### Exercise task:
Return all of the entries exactly as written.

### Provided data:
--- START ---
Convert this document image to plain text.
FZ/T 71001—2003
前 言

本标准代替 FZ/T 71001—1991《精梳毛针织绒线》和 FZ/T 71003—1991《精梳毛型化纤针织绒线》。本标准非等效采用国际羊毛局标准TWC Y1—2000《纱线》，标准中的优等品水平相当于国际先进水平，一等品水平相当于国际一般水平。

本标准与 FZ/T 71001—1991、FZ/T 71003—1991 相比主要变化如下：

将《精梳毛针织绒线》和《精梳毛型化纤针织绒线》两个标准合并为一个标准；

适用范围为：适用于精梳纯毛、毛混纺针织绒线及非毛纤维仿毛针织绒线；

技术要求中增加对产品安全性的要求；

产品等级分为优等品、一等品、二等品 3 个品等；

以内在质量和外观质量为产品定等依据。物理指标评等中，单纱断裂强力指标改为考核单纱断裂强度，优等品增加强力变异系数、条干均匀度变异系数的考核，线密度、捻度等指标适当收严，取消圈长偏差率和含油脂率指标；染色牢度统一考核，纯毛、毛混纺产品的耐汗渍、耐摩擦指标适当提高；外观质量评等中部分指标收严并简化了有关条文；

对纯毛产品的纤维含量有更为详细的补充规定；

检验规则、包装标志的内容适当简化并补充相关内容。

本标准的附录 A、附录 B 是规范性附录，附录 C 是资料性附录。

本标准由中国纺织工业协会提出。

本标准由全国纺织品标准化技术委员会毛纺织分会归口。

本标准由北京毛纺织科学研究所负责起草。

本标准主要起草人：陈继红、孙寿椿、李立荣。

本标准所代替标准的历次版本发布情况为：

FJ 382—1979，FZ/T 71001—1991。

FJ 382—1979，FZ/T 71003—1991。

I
--- END ---
### Solution:
Convert this document image to plain text.
FZ/T 71001—2003
前 言

本标准代替 FZ/T 71001—1991《精梳毛针织绒线》和 FZ/T 71003—1991《精梳毛型化纤针织绒线》。本标准非等效采用国际羊毛局标准TWC Y1—2000《纱线》，标准中的优等品水平相当于国际先进水平，一等品水平相当于国际一般水平。

本标准与 FZ/T 71001—1991、FZ/T 71003—1991 相比主要变化如下：

将《精梳毛针织绒线》和《精梳毛型化纤针织绒线》两个标准合并为一个标准；

适用范围为：适用于精梳纯毛、毛混纺针织绒线及非毛纤维仿毛针织绒线；

技术要求中增加对产品安全性的要求；

产品等级分为优等品、一等品、二等品 3 个品等；

以内在质量和外观质量为产品定等依据。物理指标评等中，单纱断裂强力指标改为考核单纱断裂强度，优等品增加强力变异系数、条干均匀度变异系数的考核，线密度、捻度等指标适当收严，取消圈长偏差率和含油脂率指标；染色牢度统一考核，纯毛、毛混纺产品的耐汗渍、耐摩擦指标适当提高；外观质量评等中部分指标收严并简化了有关条文；

对纯毛产品的纤维含量有更为详细的补充规定；

检验规则、包装标志的内容适当简化并补充相关内容。

本标准的附录 A、附录 B 是规范性附录，附录 C 是资料性附录。

本标准由中国纺织工业协会提出。

本标准由全国纺织品标准化技术委员会毛纺织分会归口。

本标准由北京毛纺织科学研究所负责起草。

本标准主要起草人：陈继红、孙寿椿、李立荣。

本标准所代替标准的历次版本发布情况为：

FJ 382—1979，FZ/T 71001—1991。

FJ 382—1979，FZ/T 71003—1991。

I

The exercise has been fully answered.